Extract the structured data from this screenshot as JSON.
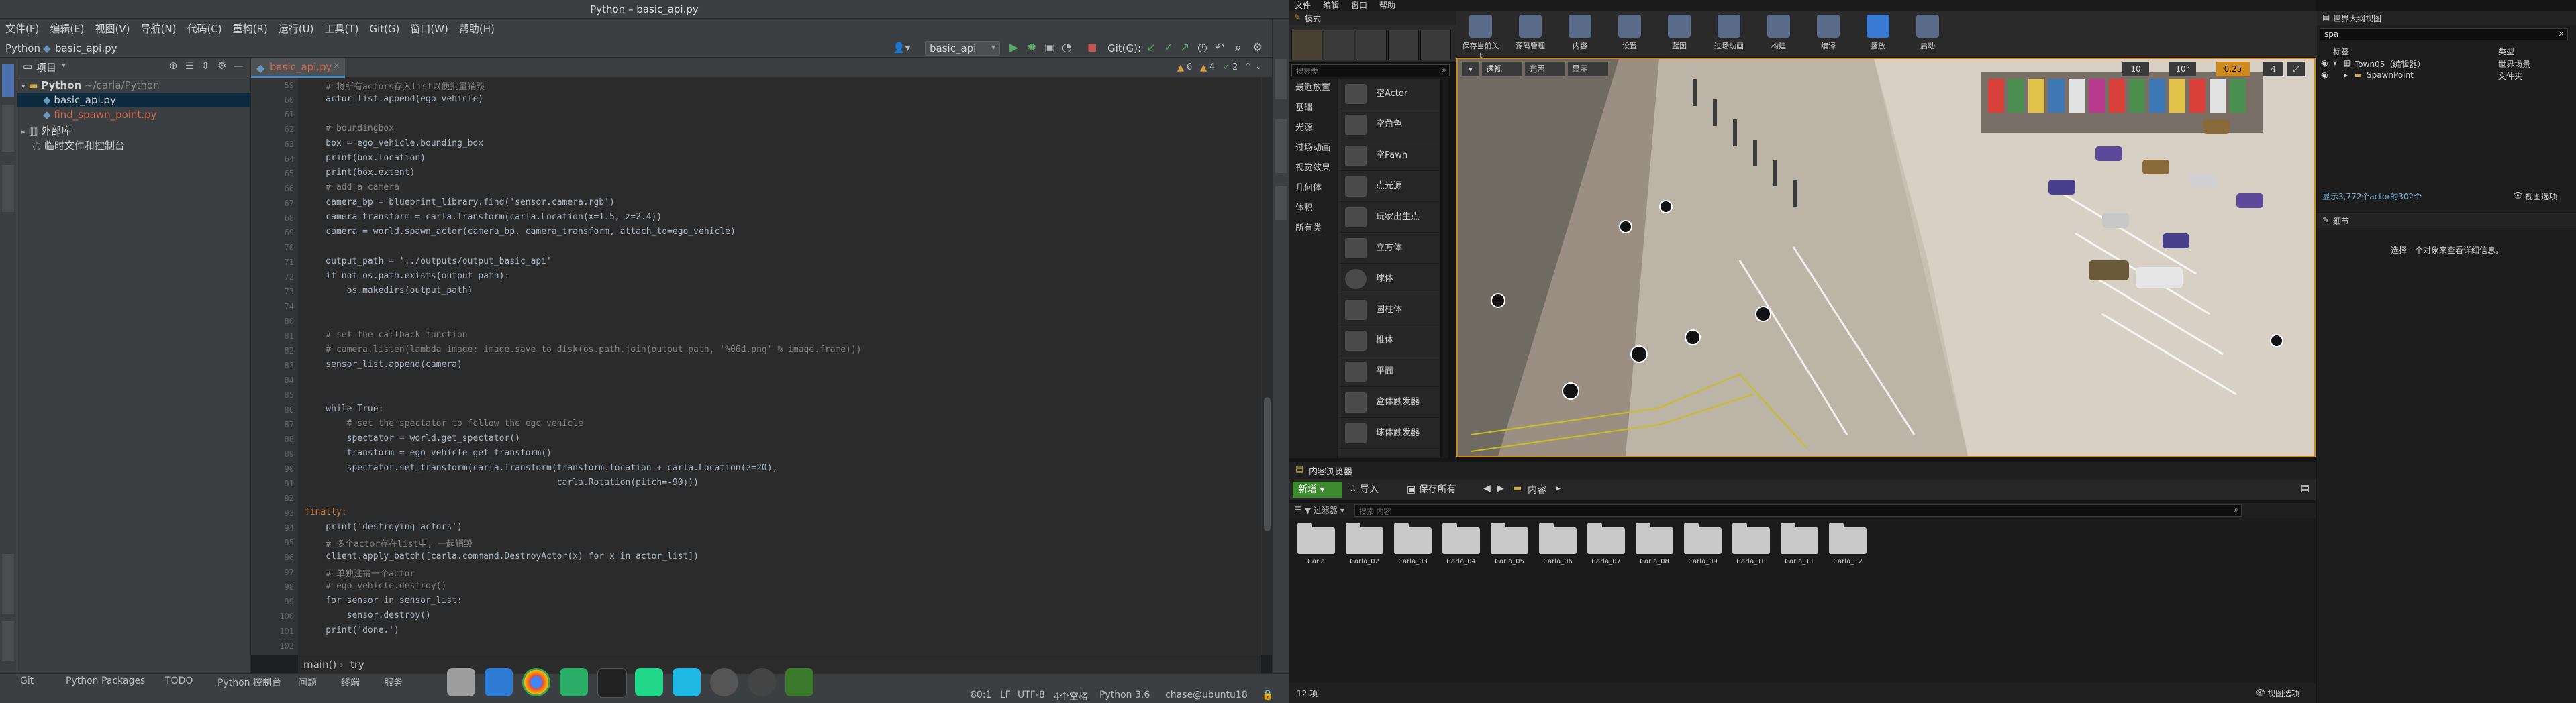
{
  "ide": {
    "window_title": "Python – basic_api.py",
    "menu": [
      "文件(F)",
      "编辑(E)",
      "视图(V)",
      "导航(N)",
      "代码(C)",
      "重构(R)",
      "运行(U)",
      "工具(T)",
      "Git(G)",
      "窗口(W)",
      "帮助(H)"
    ],
    "nav": {
      "project": "Python",
      "file": "basic_api.py",
      "run_config": "basic_api",
      "git_label": "Git(G):"
    },
    "project_panel": {
      "title": "项目",
      "root": "Python",
      "root_path": "~/carla/Python",
      "files": [
        "basic_api.py",
        "find_spawn_point.py"
      ],
      "external": "外部库",
      "scratch": "临时文件和控制台"
    },
    "editor_tab": "basic_api.py",
    "inspection": {
      "warnings": "6",
      "weak": "4",
      "typos": "2"
    },
    "code_lines": [
      {
        "n": "59",
        "t": "    # 将所有actors存入list以便批量销毁",
        "c": "cm"
      },
      {
        "n": "60",
        "t": "    actor_list.append(ego_vehicle)",
        "c": ""
      },
      {
        "n": "61",
        "t": "",
        "c": ""
      },
      {
        "n": "62",
        "t": "    # boundingbox",
        "c": "cm"
      },
      {
        "n": "63",
        "t": "    box = ego_vehicle.bounding_box",
        "c": ""
      },
      {
        "n": "64",
        "t": "    print(box.location)",
        "c": ""
      },
      {
        "n": "65",
        "t": "    print(box.extent)",
        "c": ""
      },
      {
        "n": "66",
        "t": "    # add a camera",
        "c": "cm"
      },
      {
        "n": "67",
        "t": "    camera_bp = blueprint_library.find('sensor.camera.rgb')",
        "c": ""
      },
      {
        "n": "68",
        "t": "    camera_transform = carla.Transform(carla.Location(x=1.5, z=2.4))",
        "c": ""
      },
      {
        "n": "69",
        "t": "    camera = world.spawn_actor(camera_bp, camera_transform, attach_to=ego_vehicle)",
        "c": ""
      },
      {
        "n": "70",
        "t": "",
        "c": ""
      },
      {
        "n": "71",
        "t": "    output_path = '../outputs/output_basic_api'",
        "c": ""
      },
      {
        "n": "72",
        "t": "    if not os.path.exists(output_path):",
        "c": ""
      },
      {
        "n": "73",
        "t": "        os.makedirs(output_path)",
        "c": ""
      },
      {
        "n": "74",
        "t": "",
        "c": ""
      },
      {
        "n": "80",
        "t": "",
        "c": ""
      },
      {
        "n": "81",
        "t": "    # set the callback function",
        "c": "cm"
      },
      {
        "n": "82",
        "t": "    # camera.listen(lambda image: image.save_to_disk(os.path.join(output_path, '%06d.png' % image.frame)))",
        "c": "cm"
      },
      {
        "n": "83",
        "t": "    sensor_list.append(camera)",
        "c": ""
      },
      {
        "n": "84",
        "t": "",
        "c": ""
      },
      {
        "n": "85",
        "t": "",
        "c": ""
      },
      {
        "n": "86",
        "t": "    while True:",
        "c": ""
      },
      {
        "n": "87",
        "t": "        # set the spectator to follow the ego vehicle",
        "c": "cm"
      },
      {
        "n": "88",
        "t": "        spectator = world.get_spectator()",
        "c": ""
      },
      {
        "n": "89",
        "t": "        transform = ego_vehicle.get_transform()",
        "c": ""
      },
      {
        "n": "90",
        "t": "        spectator.set_transform(carla.Transform(transform.location + carla.Location(z=20),",
        "c": ""
      },
      {
        "n": "91",
        "t": "                                                carla.Rotation(pitch=-90)))",
        "c": ""
      },
      {
        "n": "92",
        "t": "",
        "c": ""
      },
      {
        "n": "93",
        "t": "finally:",
        "c": "kw"
      },
      {
        "n": "94",
        "t": "    print('destroying actors')",
        "c": ""
      },
      {
        "n": "95",
        "t": "    # 多个actor存在list中, 一起销毁",
        "c": "cm"
      },
      {
        "n": "96",
        "t": "    client.apply_batch([carla.command.DestroyActor(x) for x in actor_list])",
        "c": ""
      },
      {
        "n": "97",
        "t": "    # 单独注销一个actor",
        "c": "cm"
      },
      {
        "n": "98",
        "t": "    # ego_vehicle.destroy()",
        "c": "cm"
      },
      {
        "n": "99",
        "t": "    for sensor in sensor_list:",
        "c": ""
      },
      {
        "n": "100",
        "t": "        sensor.destroy()",
        "c": ""
      },
      {
        "n": "101",
        "t": "    print('done.')",
        "c": ""
      },
      {
        "n": "102",
        "t": "",
        "c": ""
      }
    ],
    "breadcrumb": [
      "main()",
      "try"
    ],
    "tool_windows": [
      "Git",
      "Python Packages",
      "TODO",
      "Python 控制台",
      "问题",
      "终端",
      "服务"
    ],
    "status": {
      "position": "80:1",
      "line_sep": "LF",
      "encoding": "UTF-8",
      "indent": "4个空格",
      "interpreter": "Python 3.6",
      "user": "chase@ubuntu18"
    }
  },
  "ue": {
    "menu": [
      "文件",
      "编辑",
      "窗口",
      "帮助"
    ],
    "modes_tab": "模式",
    "place_search_placeholder": "搜索类",
    "place_categories": [
      "最近放置",
      "基础",
      "光源",
      "过场动画",
      "视觉效果",
      "几何体",
      "体积",
      "所有类"
    ],
    "place_items": [
      "空Actor",
      "空角色",
      "空Pawn",
      "点光源",
      "玩家出生点",
      "立方体",
      "球体",
      "圆柱体",
      "椎体",
      "平面",
      "盒体触发器",
      "球体触发器"
    ],
    "toolbar": [
      "保存当前关卡",
      "源码管理",
      "内容",
      "设置",
      "蓝图",
      "过场动画",
      "构建",
      "编译",
      "播放",
      "启动"
    ],
    "viewport": {
      "mode_perspective": "透视",
      "mode_lit": "光照",
      "mode_show": "显示",
      "snap_grid": "10",
      "snap_rot": "10°",
      "snap_scale": "0.25",
      "camera_speed": "4"
    },
    "content_browser": {
      "tab": "内容浏览器",
      "add_new": "新增",
      "import": "导入",
      "save_all": "保存所有",
      "path": "内容",
      "filter": "过滤器",
      "search_placeholder": "搜索 内容",
      "folders": [
        "Carla",
        "Carla_02",
        "Carla_03",
        "Carla_04",
        "Carla_05",
        "Carla_06",
        "Carla_07",
        "Carla_08",
        "Carla_09",
        "Carla_10",
        "Carla_11",
        "Carla_12"
      ],
      "item_count": "12 项",
      "view_options": "视图选项"
    },
    "outliner": {
      "tab": "世界大纲视图",
      "search_value": "spa",
      "col_label": "标签",
      "col_type": "类型",
      "rows": [
        {
          "label": "Town05（编辑器）",
          "type": "世界场景"
        },
        {
          "label": "SpawnPoint",
          "type": "文件夹"
        }
      ],
      "summary": "显示3,772个actor的302个",
      "view_options": "视图选项"
    },
    "details": {
      "tab": "细节",
      "hint": "选择一个对象来查看详细信息。"
    }
  }
}
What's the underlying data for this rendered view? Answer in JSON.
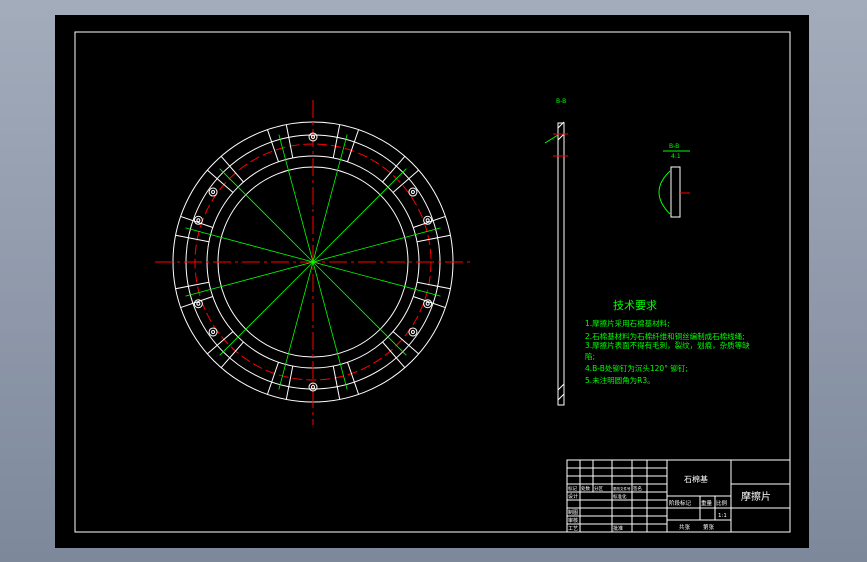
{
  "drawing": {
    "tech_requirements": {
      "title": "技术要求",
      "items": [
        "1.摩擦片采用石棉基材料;",
        "2.石棉基材料为石棉纤维和铜丝编制成石棉线绳;",
        "3.摩擦片表面不得有毛刺，裂纹，划痕，杂质等缺",
        "陷;",
        "4.B-B处铆钉为沉头120° 铆钉;",
        "5.未注明圆角为R3。"
      ]
    },
    "section_label": "B-B",
    "detail_scale": "4:1",
    "title_block": {
      "material": "石棉基",
      "part_name": "摩擦片",
      "revision_headers": [
        "标记",
        "处数",
        "分区",
        "更改文件号",
        "签名"
      ],
      "roles": [
        "设计",
        "制图",
        "审核",
        "工艺"
      ],
      "standardization": "标准化",
      "approve": "批准",
      "stage_mark": "阶段标记",
      "weight": "重量",
      "scale_label": "比例",
      "scale": "1:1",
      "sheets_total": "共张",
      "sheet_no": "第张"
    },
    "colors": {
      "background": "#000000",
      "lines": "#ffffff",
      "dimensions": "#00ff00",
      "centerlines": "#ff0000"
    }
  }
}
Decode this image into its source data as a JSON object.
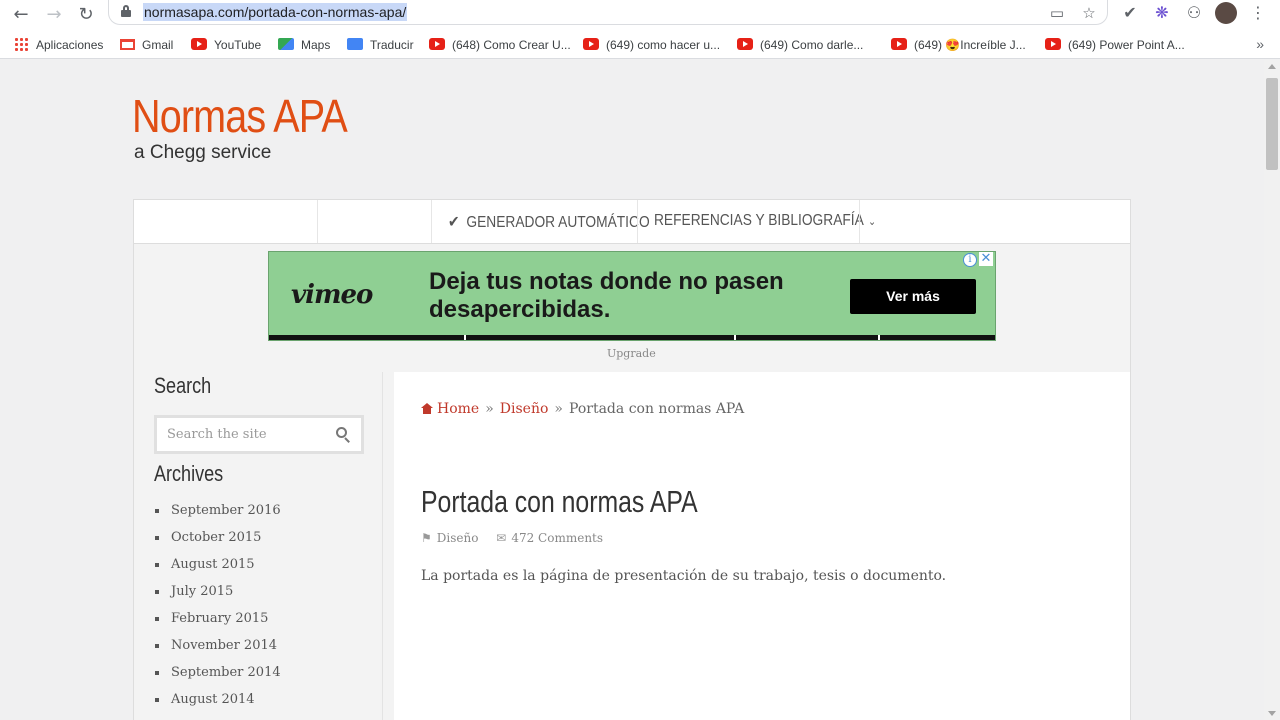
{
  "browser": {
    "url": "normasapa.com/portada-con-normas-apa/",
    "bookmarks": [
      {
        "label": "Aplicaciones",
        "icon": "apps-grid-icon"
      },
      {
        "label": "Gmail",
        "icon": "gmail-icon"
      },
      {
        "label": "YouTube",
        "icon": "youtube-icon"
      },
      {
        "label": "Maps",
        "icon": "maps-icon"
      },
      {
        "label": "Traducir",
        "icon": "translate-icon"
      },
      {
        "label": "(648) Como Crear U...",
        "icon": "youtube-icon"
      },
      {
        "label": "(649) como hacer u...",
        "icon": "youtube-icon"
      },
      {
        "label": "(649) Como darle...",
        "icon": "youtube-icon"
      },
      {
        "label": "(649) 😍Increíble J...",
        "icon": "youtube-icon"
      },
      {
        "label": "(649) Power Point A...",
        "icon": "youtube-icon"
      }
    ],
    "more_bookmarks": "»"
  },
  "site": {
    "title": "Normas APA",
    "subtitle": "a Chegg service",
    "accent": "#e04e14",
    "nav": {
      "generator": "GENERADOR AUTOMÁTICO",
      "references": "REFERENCIAS Y BIBLIOGRAFÍA"
    }
  },
  "ad": {
    "brand": "vimeo",
    "headline": "Deja tus notas donde no pasen desapercibidas.",
    "cta": "Ver más",
    "background": "#8fcf93",
    "info": "i",
    "close": "✕",
    "upgrade": "Upgrade"
  },
  "sidebar": {
    "search_title": "Search",
    "search_placeholder": "Search the site",
    "archives_title": "Archives",
    "archives": [
      "September 2016",
      "October 2015",
      "August 2015",
      "July 2015",
      "February 2015",
      "November 2014",
      "September 2014",
      "August 2014"
    ]
  },
  "main": {
    "breadcrumb": {
      "home": "Home",
      "category": "Diseño",
      "current": "Portada con normas APA",
      "separator": "»"
    },
    "title": "Portada con normas APA",
    "meta": {
      "category": "Diseño",
      "comments": "472 Comments"
    },
    "body": "La portada es la página de presentación de su trabajo, tesis o documento."
  }
}
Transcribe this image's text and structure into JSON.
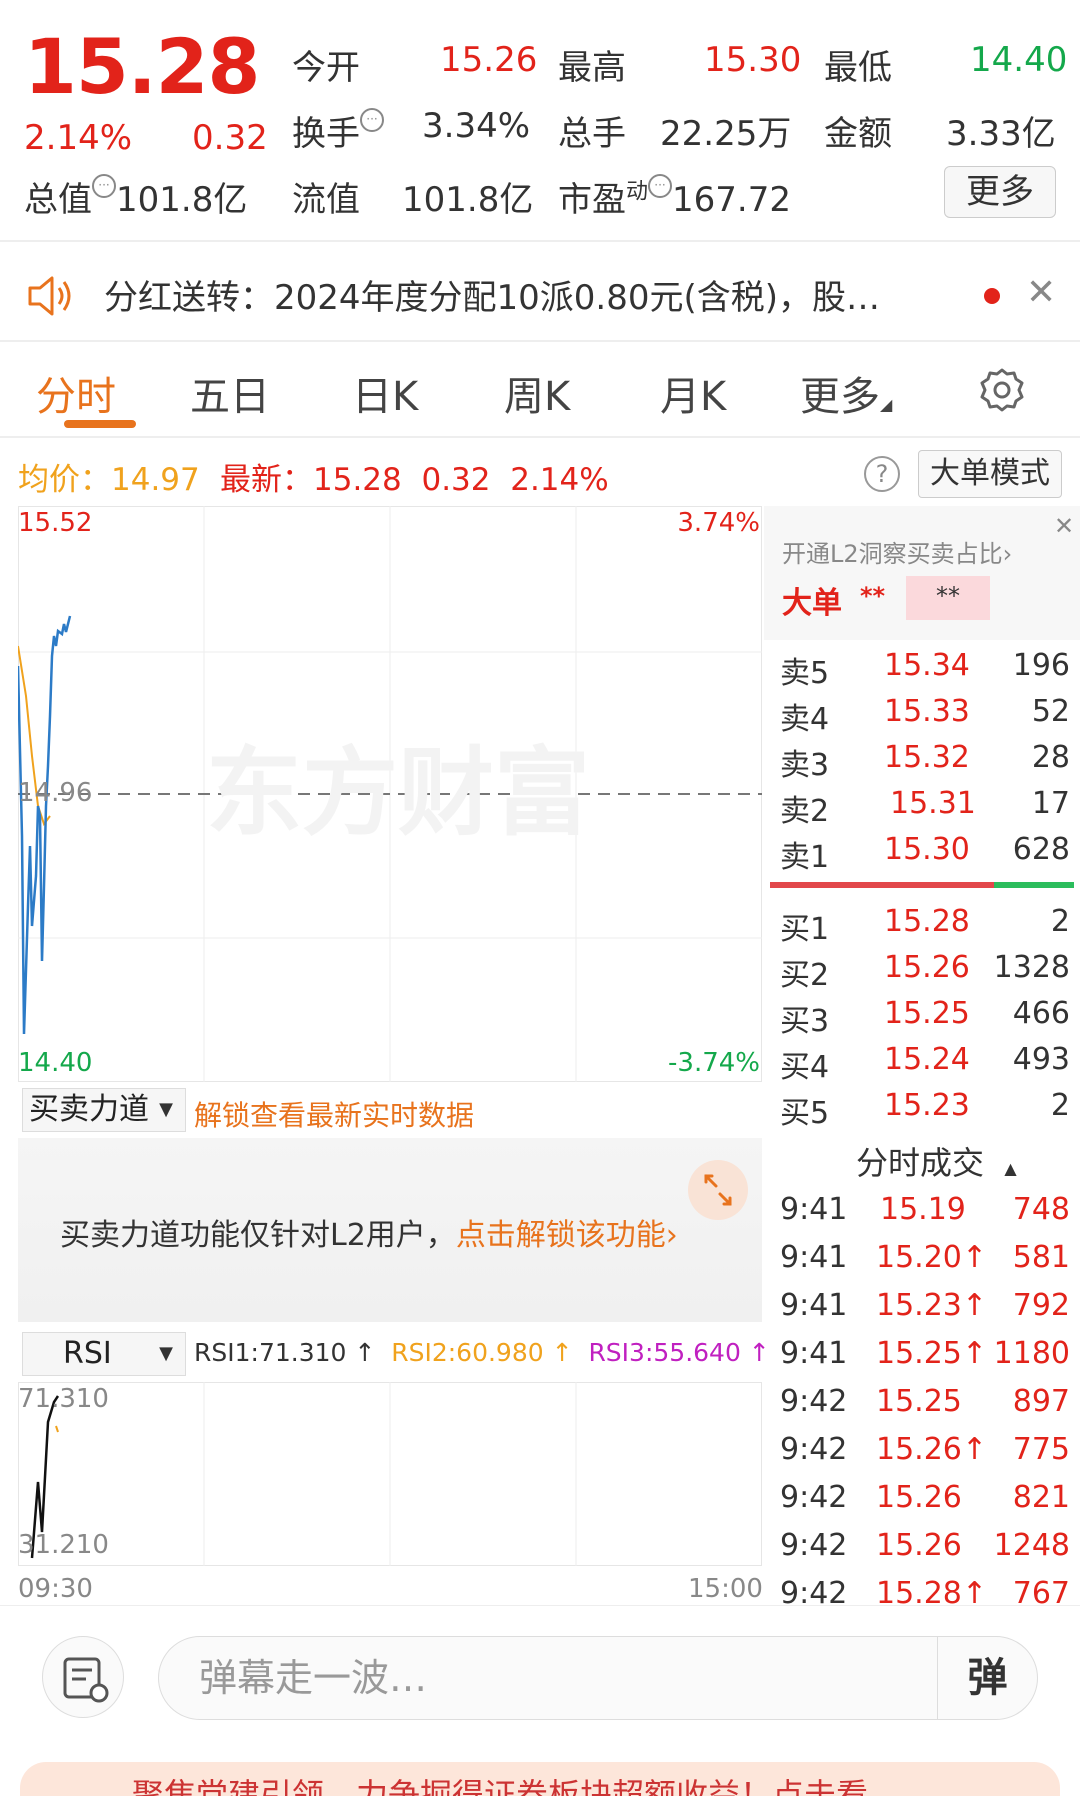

* **Written instruction**
Extract every line from the records above that contains the word "Python".

* **Result of the exercise**
    "window_title": "Python – basic_api.py",
      "project": "Python",
      "root": "Python",
      "root_path": "~/carla/Python",
      "Python Packages",
      "Python 控制台",
      "interpreter": "Python 3.6",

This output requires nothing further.